(Exercise brief):
Restate the data exactly as given and keep the pictures out.

- - - -

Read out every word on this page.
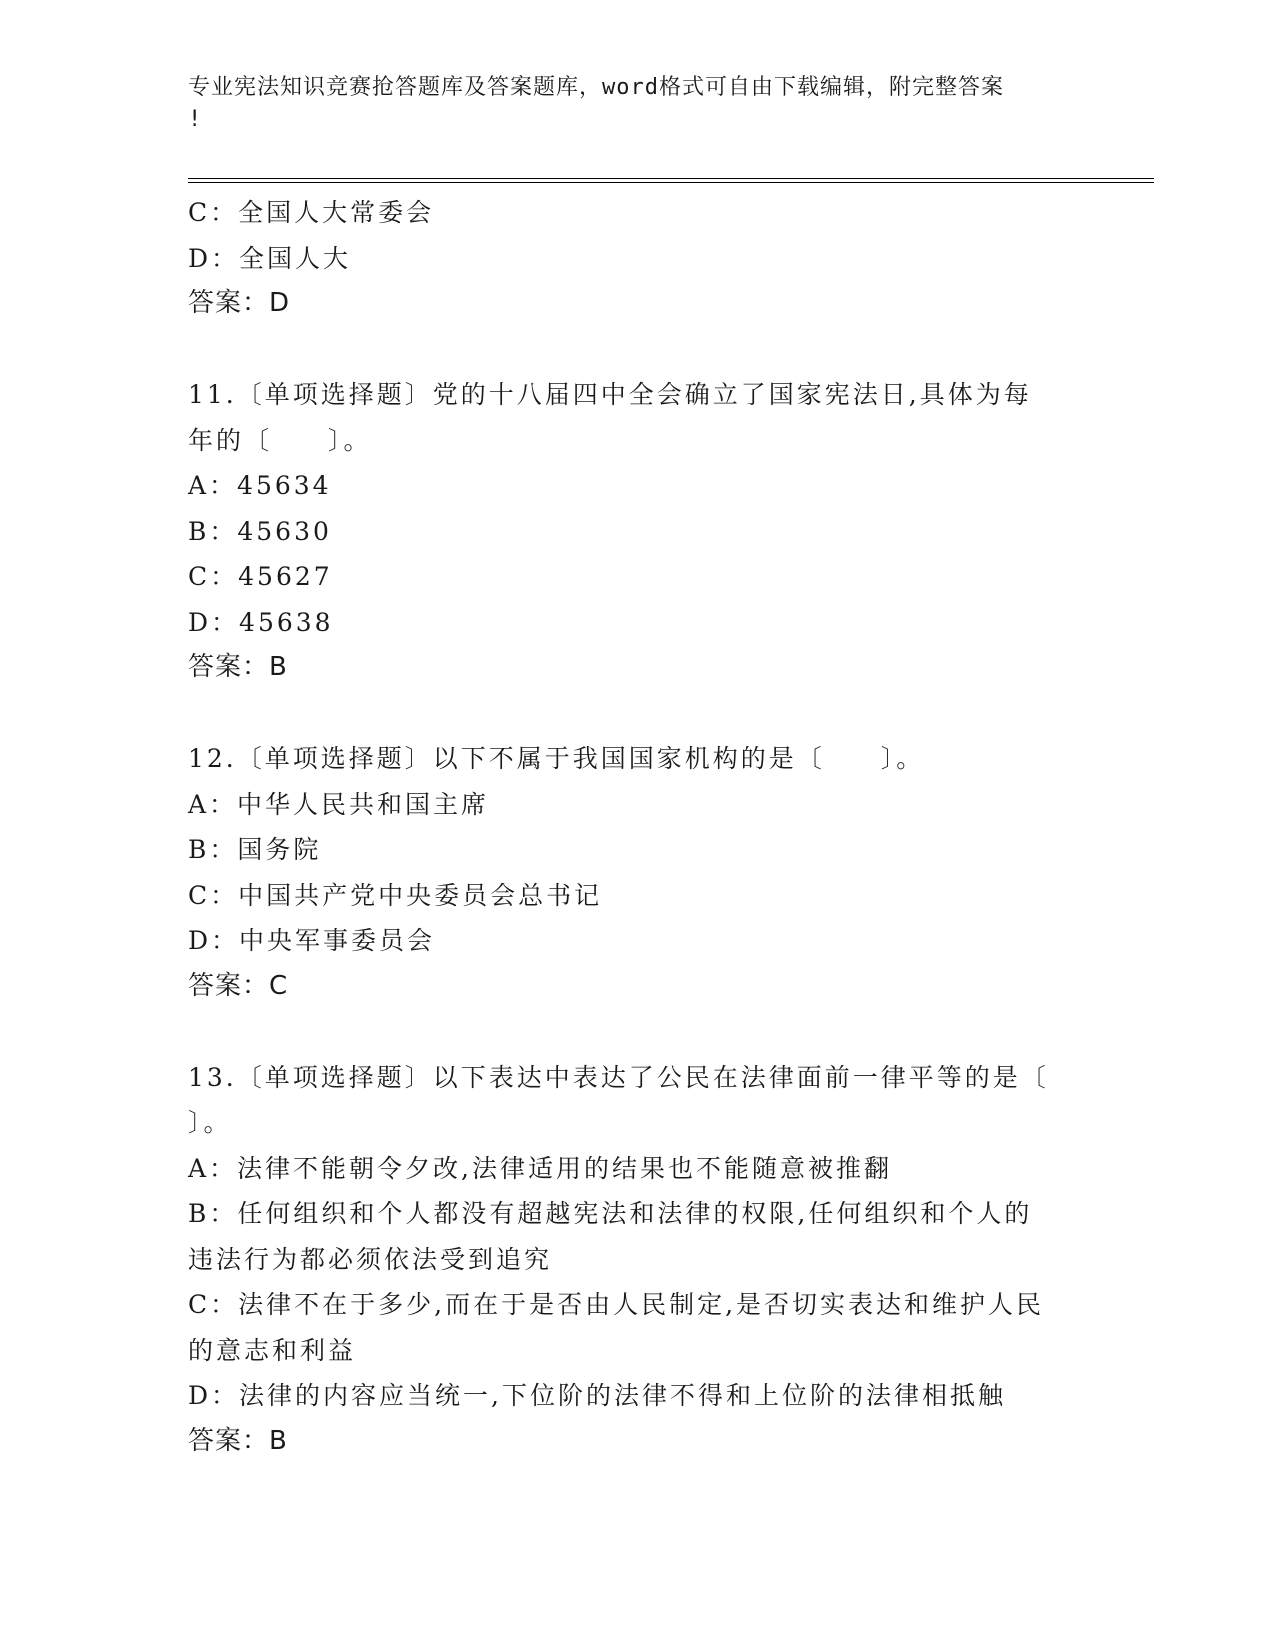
专业宪法知识竞赛抢答题库及答案题库，word格式可自由下载编辑，附完整答案
!
C：全国人大常委会
D：全国人大
答案：D
11.〔单项选择题〕党的十八届四中全会确立了国家宪法日,具体为每
年的〔　　〕。
A：45634
B：45630
C：45627
D：45638
答案：B
12.〔单项选择题〕以下不属于我国国家机构的是〔　　〕。
A：中华人民共和国主席
B：国务院
C：中国共产党中央委员会总书记
D：中央军事委员会
答案：C
13.〔单项选择题〕以下表达中表达了公民在法律面前一律平等的是〔
〕。
A：法律不能朝令夕改,法律适用的结果也不能随意被推翻
B：任何组织和个人都没有超越宪法和法律的权限,任何组织和个人的
违法行为都必须依法受到追究
C：法律不在于多少,而在于是否由人民制定,是否切实表达和维护人民
的意志和利益
D：法律的内容应当统一,下位阶的法律不得和上位阶的法律相抵触
答案：B
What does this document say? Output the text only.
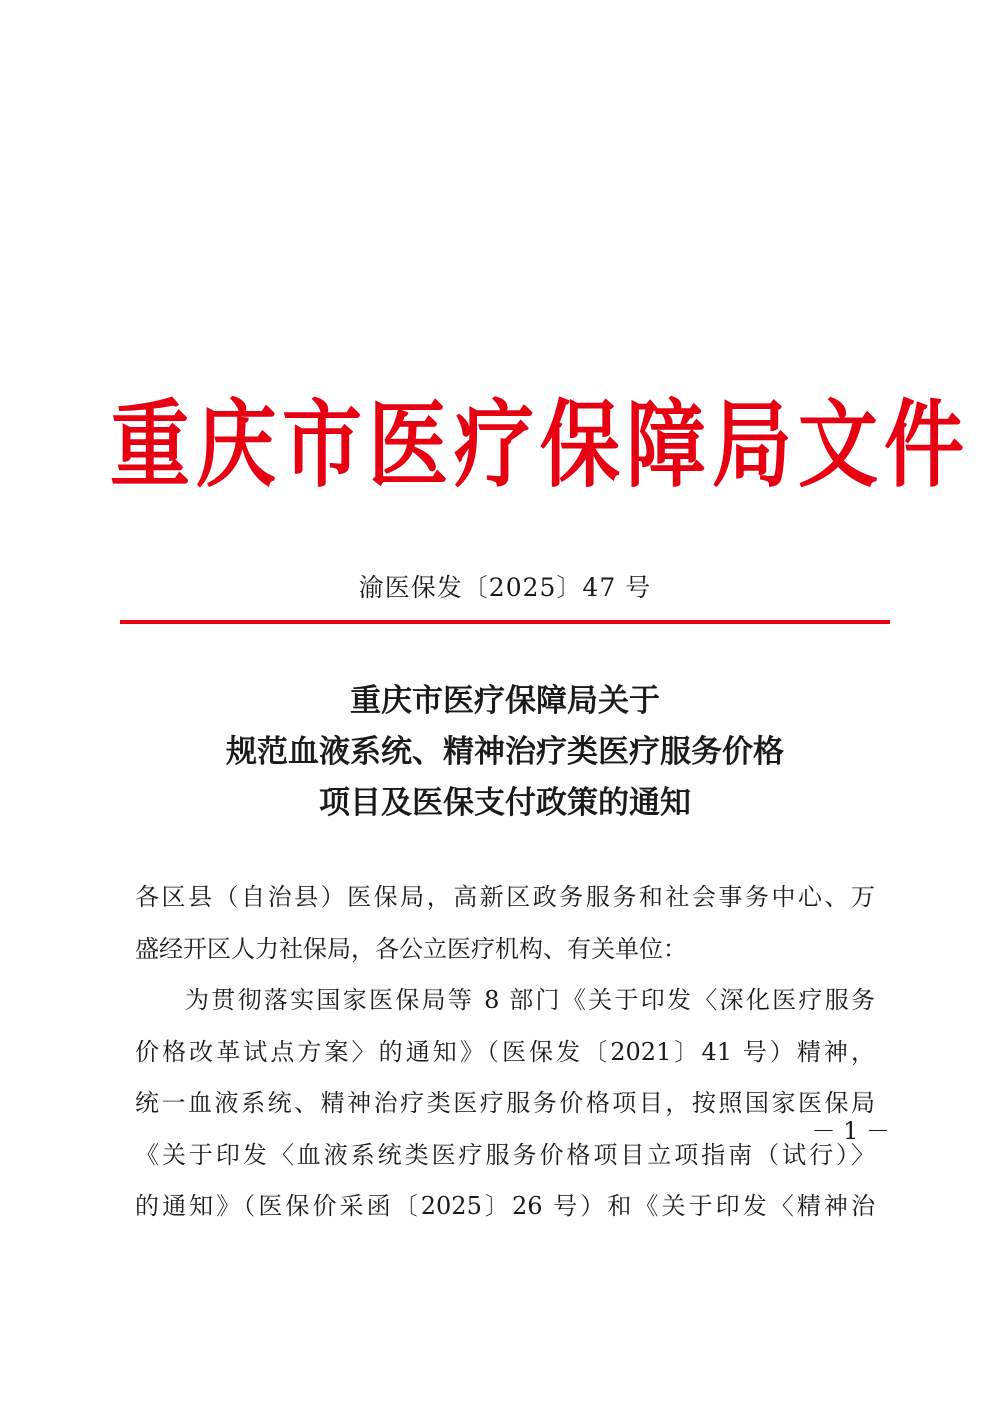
重庆市医疗保障局文件
渝医保发〔2025〕47 号
重庆市医疗保障局关于
规范血液系统、精神治疗类医疗服务价格
项目及医保支付政策的通知
各区县（自治县）医保局，高新区政务服务和社会事务中心、万
盛经开区人力社保局，各公立医疗机构、有关单位：
为贯彻落实国家医保局等 8 部门《关于印发〈深化医疗服务
价格改革试点方案〉的通知》（医保发〔2021〕41 号）精神，
统一血液系统、精神治疗类医疗服务价格项目，按照国家医保局
《关于印发〈血液系统类医疗服务价格项目立项指南（试行）〉
的通知》（医保价采函〔2025〕26 号）和《关于印发〈精神治
－ 1 －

- - - -

(Reply to the task):
Read out every word on this page.
专业宪法知识竞赛抢答题库及答案题库，word格式可自由下载编辑，附完整答案
!
C：全国人大常委会
D：全国人大
答案：D
11.〔单项选择题〕党的十八届四中全会确立了国家宪法日,具体为每
年的〔　　〕。
A：45634
B：45630
C：45627
D：45638
答案：B
12.〔单项选择题〕以下不属于我国国家机构的是〔　　〕。
A：中华人民共和国主席
B：国务院
C：中国共产党中央委员会总书记
D：中央军事委员会
答案：C
13.〔单项选择题〕以下表达中表达了公民在法律面前一律平等的是〔
〕。
A：法律不能朝令夕改,法律适用的结果也不能随意被推翻
B：任何组织和个人都没有超越宪法和法律的权限,任何组织和个人的
违法行为都必须依法受到追究
C：法律不在于多少,而在于是否由人民制定,是否切实表达和维护人民
的意志和利益
D：法律的内容应当统一,下位阶的法律不得和上位阶的法律相抵触
答案：B
What does this document say? Output the text only.
重庆市医疗保障局文件
渝医保发〔2025〕47 号
重庆市医疗保障局关于
规范血液系统、精神治疗类医疗服务价格
项目及医保支付政策的通知
各区县（自治县）医保局，高新区政务服务和社会事务中心、万
盛经开区人力社保局，各公立医疗机构、有关单位：
为贯彻落实国家医保局等 8 部门《关于印发〈深化医疗服务
价格改革试点方案〉的通知》（医保发〔2021〕41 号）精神，
统一血液系统、精神治疗类医疗服务价格项目，按照国家医保局
《关于印发〈血液系统类医疗服务价格项目立项指南（试行）〉
的通知》（医保价采函〔2025〕26 号）和《关于印发〈精神治
－ 1 －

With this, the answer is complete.